[Saved entries]
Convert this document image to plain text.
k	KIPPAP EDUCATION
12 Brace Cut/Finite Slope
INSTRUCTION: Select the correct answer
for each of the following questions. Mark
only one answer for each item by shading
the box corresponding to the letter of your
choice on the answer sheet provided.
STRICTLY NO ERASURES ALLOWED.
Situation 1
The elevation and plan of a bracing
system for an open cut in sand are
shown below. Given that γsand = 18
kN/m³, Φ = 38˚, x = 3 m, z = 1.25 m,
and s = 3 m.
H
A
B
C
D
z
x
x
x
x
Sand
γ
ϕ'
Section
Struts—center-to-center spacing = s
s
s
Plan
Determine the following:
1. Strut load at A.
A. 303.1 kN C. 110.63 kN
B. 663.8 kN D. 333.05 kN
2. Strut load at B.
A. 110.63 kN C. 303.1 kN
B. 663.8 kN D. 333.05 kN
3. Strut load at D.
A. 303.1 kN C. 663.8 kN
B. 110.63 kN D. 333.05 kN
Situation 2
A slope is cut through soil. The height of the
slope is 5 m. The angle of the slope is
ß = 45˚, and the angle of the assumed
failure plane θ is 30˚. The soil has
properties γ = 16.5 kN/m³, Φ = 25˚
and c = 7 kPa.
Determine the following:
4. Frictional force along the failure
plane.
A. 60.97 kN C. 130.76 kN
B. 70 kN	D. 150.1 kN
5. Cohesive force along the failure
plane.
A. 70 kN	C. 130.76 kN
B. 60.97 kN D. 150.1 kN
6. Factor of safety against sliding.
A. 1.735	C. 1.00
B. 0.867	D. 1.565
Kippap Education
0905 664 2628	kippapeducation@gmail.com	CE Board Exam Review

Problem to work on: Scan the entries above. Copy each line that has the string "force".

Answer:
4. Frictional force along the failure
5. Cohesive force along the failure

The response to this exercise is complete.